INSTRUCTION A => Put everything from the first of the rows below down to the row containing "grid-cell[interactable]: [365, 234, 388, 257]" into a numbered list, leaving out any blank lines.

SUPPLIED PASSAGE =>
But also, even if you find "a counterexample" where something else is better than exceptions just means you finally found found a case where there's a different tool for a (different) job. Just like how me finding a counterexample where exceptions are better doesn't mean exceptions are always better. You simply can't extrapolate from that to exceptions being bad in general, is kind of my whole point.
Apologies, I believe I meant if the foo/bar/baz calls couldn't fail. If there's no exceptions, you don't need the cleanup block, but in the presence of exceptions you have to assume they (and all calls) can fail.
The problem re. there being a counter-example to exceptions (as implemented in C++) is that they're not opt-in or out where it makes sense. At least as I understand it, there's no way for foo/bar/baz to guarantee to you that they can't throw an exception, so you can rely on it (e.g. in a way that if this changes, you get a compiler error such that something you were relying on has changed). noexcept just results in the process being terminated on exception right?

INSTRUCTION B => From the passage on C++ exceptions, reproduce everything from "Apologies, I believe" down to "calls) can fail.".

GIVEN DATA =>
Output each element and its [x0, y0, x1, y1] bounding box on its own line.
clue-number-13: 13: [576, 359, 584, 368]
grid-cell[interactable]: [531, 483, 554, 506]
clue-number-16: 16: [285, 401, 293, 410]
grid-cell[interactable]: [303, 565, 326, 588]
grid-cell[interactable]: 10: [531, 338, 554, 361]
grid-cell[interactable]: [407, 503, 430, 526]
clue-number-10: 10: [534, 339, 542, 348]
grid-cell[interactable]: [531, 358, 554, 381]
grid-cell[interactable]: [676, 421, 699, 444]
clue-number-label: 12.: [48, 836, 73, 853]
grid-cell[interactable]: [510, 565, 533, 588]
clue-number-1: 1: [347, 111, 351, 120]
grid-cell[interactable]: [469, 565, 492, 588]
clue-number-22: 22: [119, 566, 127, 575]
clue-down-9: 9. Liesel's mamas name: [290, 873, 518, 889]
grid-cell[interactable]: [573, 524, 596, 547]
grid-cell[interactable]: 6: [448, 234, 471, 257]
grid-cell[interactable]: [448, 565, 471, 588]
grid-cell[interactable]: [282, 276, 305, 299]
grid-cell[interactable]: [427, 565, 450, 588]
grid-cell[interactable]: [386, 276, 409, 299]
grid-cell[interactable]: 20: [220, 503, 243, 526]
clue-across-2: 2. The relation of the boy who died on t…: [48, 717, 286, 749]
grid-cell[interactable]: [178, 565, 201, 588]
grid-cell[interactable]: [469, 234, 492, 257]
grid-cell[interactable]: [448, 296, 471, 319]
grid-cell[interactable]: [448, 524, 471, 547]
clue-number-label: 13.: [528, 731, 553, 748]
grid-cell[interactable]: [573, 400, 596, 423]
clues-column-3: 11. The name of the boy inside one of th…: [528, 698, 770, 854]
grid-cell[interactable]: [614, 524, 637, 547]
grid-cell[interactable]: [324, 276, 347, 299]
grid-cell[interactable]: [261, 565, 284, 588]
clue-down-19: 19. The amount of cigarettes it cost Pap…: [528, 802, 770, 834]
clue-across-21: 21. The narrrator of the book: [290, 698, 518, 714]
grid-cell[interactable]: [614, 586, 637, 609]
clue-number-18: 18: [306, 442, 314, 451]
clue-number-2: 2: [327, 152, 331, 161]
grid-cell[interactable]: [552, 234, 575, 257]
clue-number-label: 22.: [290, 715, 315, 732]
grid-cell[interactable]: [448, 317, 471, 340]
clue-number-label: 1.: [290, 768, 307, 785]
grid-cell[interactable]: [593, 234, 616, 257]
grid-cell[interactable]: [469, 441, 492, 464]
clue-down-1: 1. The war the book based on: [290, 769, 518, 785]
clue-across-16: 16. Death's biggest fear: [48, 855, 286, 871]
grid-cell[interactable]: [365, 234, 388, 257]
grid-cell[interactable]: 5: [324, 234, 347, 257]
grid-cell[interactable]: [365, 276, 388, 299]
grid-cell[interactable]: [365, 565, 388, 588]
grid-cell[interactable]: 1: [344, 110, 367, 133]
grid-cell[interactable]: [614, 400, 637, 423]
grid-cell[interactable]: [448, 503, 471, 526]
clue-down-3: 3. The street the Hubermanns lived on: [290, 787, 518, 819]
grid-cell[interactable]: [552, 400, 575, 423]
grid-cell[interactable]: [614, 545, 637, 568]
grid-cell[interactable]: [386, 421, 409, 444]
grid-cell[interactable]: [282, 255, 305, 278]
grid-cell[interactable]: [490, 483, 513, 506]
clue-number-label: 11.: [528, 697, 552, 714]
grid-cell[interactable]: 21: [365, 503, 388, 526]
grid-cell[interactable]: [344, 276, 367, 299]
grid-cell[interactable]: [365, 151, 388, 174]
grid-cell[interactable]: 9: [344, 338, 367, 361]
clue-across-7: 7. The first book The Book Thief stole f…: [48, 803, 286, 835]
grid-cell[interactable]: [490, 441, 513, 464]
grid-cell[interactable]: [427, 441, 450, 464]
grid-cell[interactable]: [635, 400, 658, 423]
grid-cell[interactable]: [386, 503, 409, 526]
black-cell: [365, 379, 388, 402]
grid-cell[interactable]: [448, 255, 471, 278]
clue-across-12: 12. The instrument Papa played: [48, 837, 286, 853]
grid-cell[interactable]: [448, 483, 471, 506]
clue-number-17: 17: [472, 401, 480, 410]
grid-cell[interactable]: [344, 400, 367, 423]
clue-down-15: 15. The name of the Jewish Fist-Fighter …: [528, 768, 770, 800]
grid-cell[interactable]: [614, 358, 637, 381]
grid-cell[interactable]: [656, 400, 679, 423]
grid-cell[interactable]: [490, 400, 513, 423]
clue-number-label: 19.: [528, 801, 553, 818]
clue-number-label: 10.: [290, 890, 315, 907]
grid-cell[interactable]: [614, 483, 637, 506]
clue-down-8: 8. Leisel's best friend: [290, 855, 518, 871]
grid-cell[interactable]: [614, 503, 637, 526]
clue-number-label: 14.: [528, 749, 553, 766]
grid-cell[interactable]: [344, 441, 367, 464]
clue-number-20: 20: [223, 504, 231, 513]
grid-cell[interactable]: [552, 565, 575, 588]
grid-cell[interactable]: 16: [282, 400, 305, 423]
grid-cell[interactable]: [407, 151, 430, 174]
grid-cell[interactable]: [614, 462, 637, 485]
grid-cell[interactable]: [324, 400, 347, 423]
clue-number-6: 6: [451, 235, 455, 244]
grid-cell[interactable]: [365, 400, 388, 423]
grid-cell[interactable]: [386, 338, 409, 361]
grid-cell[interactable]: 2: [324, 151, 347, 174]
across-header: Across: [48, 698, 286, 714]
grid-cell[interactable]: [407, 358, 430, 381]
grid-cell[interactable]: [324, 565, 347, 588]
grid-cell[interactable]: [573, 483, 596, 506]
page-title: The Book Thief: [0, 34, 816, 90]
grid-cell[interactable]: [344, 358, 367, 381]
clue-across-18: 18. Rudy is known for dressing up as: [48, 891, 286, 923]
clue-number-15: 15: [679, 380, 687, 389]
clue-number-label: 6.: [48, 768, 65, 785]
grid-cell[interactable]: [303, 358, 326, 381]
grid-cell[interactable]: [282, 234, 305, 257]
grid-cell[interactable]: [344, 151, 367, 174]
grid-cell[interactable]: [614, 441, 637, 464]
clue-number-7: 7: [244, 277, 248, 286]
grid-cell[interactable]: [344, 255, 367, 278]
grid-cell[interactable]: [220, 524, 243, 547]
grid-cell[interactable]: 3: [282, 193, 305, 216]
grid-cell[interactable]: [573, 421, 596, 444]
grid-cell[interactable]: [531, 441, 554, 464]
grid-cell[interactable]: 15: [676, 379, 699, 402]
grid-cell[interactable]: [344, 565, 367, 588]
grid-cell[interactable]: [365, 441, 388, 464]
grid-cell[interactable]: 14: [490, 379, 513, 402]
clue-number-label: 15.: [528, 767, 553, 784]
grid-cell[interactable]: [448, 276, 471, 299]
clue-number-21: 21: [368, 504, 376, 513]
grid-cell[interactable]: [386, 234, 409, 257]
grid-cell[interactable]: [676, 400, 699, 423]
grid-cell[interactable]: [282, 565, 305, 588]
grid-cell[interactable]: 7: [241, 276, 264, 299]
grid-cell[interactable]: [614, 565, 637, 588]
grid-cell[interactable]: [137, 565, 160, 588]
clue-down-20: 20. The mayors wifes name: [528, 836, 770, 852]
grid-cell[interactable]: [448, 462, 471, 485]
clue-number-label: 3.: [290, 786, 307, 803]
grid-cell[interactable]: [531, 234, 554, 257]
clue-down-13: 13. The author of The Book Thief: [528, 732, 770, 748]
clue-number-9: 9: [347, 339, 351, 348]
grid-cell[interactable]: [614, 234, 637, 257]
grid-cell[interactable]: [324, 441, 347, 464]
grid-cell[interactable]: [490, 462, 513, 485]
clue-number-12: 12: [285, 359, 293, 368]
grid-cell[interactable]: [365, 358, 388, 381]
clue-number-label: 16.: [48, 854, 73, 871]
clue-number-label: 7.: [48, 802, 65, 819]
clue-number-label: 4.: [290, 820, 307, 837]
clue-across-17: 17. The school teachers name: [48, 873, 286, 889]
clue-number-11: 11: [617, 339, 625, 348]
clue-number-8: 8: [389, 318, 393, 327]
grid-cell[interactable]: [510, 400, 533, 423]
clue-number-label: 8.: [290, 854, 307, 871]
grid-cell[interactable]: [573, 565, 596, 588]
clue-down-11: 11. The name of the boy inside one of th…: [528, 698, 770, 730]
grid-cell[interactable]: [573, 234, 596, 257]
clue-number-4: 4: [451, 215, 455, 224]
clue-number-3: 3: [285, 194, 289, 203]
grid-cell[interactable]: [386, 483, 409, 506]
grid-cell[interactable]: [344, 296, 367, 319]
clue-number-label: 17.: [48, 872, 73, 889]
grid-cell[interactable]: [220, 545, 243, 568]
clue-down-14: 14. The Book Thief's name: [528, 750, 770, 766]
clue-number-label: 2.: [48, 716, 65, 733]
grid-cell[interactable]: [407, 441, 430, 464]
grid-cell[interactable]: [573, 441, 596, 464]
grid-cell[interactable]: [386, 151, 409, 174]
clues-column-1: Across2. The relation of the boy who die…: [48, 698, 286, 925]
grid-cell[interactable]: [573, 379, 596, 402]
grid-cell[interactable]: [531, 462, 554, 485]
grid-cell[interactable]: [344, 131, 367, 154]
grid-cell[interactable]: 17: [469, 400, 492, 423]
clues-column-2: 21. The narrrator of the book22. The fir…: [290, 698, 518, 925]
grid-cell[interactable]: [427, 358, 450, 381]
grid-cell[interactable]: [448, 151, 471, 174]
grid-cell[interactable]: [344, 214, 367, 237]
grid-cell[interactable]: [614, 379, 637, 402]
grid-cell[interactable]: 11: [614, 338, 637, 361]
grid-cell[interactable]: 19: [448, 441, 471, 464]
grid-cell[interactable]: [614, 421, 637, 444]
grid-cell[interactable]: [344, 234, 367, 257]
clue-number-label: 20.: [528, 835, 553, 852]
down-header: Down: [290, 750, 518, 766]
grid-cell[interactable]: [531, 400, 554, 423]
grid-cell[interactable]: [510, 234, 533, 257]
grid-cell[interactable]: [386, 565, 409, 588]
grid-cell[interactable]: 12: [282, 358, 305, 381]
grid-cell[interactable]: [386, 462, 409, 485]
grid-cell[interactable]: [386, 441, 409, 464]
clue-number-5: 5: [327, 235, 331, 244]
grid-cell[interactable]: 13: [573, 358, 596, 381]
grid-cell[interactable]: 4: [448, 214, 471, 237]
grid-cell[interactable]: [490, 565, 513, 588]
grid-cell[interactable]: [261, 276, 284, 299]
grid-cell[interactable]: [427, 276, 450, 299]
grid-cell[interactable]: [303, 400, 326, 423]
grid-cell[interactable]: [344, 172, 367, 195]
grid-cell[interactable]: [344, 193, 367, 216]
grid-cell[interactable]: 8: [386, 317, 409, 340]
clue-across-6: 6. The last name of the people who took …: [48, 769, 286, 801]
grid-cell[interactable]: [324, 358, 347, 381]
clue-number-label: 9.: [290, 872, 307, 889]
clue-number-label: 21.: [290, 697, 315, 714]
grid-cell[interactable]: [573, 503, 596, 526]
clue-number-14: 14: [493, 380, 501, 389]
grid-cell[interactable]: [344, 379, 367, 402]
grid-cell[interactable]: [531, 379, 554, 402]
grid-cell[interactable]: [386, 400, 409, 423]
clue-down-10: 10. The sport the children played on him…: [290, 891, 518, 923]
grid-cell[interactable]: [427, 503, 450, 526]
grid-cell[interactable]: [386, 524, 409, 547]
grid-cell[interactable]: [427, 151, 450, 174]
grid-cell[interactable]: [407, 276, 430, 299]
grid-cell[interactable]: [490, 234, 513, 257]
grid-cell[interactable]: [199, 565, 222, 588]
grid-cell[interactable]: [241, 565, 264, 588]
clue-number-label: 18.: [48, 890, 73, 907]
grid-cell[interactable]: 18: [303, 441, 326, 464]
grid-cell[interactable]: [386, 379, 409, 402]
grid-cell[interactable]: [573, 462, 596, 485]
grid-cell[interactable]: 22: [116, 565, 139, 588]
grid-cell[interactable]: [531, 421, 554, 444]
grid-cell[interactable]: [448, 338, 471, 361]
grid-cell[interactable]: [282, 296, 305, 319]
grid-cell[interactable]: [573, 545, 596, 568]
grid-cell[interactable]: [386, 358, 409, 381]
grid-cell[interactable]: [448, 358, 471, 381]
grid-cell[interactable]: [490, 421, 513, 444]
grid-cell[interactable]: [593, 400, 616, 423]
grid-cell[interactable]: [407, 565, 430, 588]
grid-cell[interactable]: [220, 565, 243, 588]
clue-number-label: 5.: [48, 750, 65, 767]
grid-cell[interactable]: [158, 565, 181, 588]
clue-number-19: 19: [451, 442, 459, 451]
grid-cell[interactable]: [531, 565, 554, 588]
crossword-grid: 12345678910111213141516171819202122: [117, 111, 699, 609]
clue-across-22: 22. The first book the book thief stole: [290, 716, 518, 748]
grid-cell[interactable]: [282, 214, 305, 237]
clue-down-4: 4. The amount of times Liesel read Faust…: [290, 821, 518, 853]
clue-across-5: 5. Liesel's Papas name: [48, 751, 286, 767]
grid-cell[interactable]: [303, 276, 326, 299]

RESULT A =>
1. Output each element and its [x0, y0, x1, y1] bounding box on its own line.
2. clue-number-13: 13: [576, 359, 584, 368]
3. grid-cell[interactable]: [531, 483, 554, 506]
4. clue-number-16: 16: [285, 401, 293, 410]
5. grid-cell[interactable]: [303, 565, 326, 588]
6. grid-cell[interactable]: 10: [531, 338, 554, 361]
7. grid-cell[interactable]: [407, 503, 430, 526]
8. clue-number-10: 10: [534, 339, 542, 348]
9. grid-cell[interactable]: [531, 358, 554, 381]
10. grid-cell[interactable]: [676, 421, 699, 444]
11. clue-number-label: 12.: [48, 836, 73, 853]
12. grid-cell[interactable]: [510, 565, 533, 588]
13. clue-number-1: 1: [347, 111, 351, 120]
14. grid-cell[interactable]: [469, 565, 492, 588]
15. clue-number-22: 22: [119, 566, 127, 575]
16. clue-down-9: 9. Liesel's mamas name: [290, 873, 518, 889]
17. grid-cell[interactable]: [573, 524, 596, 547]
18. grid-cell[interactable]: 6: [448, 234, 471, 257]
19. grid-cell[interactable]: [448, 565, 471, 588]
20. grid-cell[interactable]: [282, 276, 305, 299]
21. grid-cell[interactable]: [427, 565, 450, 588]
22. grid-cell[interactable]: [386, 276, 409, 299]
23. grid-cell[interactable]: 20: [220, 503, 243, 526]
24. clue-across-2: 2. The relation of the boy who died on t…: [48, 717, 286, 749]
25. grid-cell[interactable]: [178, 565, 201, 588]
26. grid-cell[interactable]: [469, 234, 492, 257]
27. grid-cell[interactable]: [448, 296, 471, 319]
28. grid-cell[interactable]: [448, 524, 471, 547]
29. clue-number-label: 13.: [528, 731, 553, 748]
30. grid-cell[interactable]: [573, 400, 596, 423]
31. clues-column-3: 11. The name of the boy inside one of th…: [528, 698, 770, 854]
32. grid-cell[interactable]: [614, 524, 637, 547]
33. grid-cell[interactable]: [324, 276, 347, 299]
34. grid-cell[interactable]: [261, 565, 284, 588]
35. clue-down-19: 19. The amount of cigarettes it cost Pap…: [528, 802, 770, 834]
36. clue-across-21: 21. The narrrator of the book: [290, 698, 518, 714]
37. grid-cell[interactable]: [614, 586, 637, 609]
38. clue-number-18: 18: [306, 442, 314, 451]
39. clue-number-2: 2: [327, 152, 331, 161]
40. grid-cell[interactable]: [552, 234, 575, 257]
41. clue-number-label: 22.: [290, 715, 315, 732]
42. grid-cell[interactable]: [448, 317, 471, 340]
43. clue-number-label: 1.: [290, 768, 307, 785]
44. grid-cell[interactable]: [593, 234, 616, 257]
45. grid-cell[interactable]: [469, 441, 492, 464]
46. clue-down-1: 1. The war the book based on: [290, 769, 518, 785]
47. clue-across-16: 16. Death's biggest fear: [48, 855, 286, 871]
48. grid-cell[interactable]: [365, 234, 388, 257]

RESULT B =>
Apologies, I believe I meant if the foo/bar/baz calls couldn't fail. If there's no exceptions, you don't need the cleanup block, but in the presence of exceptions you have to assume they (and all calls) can fail.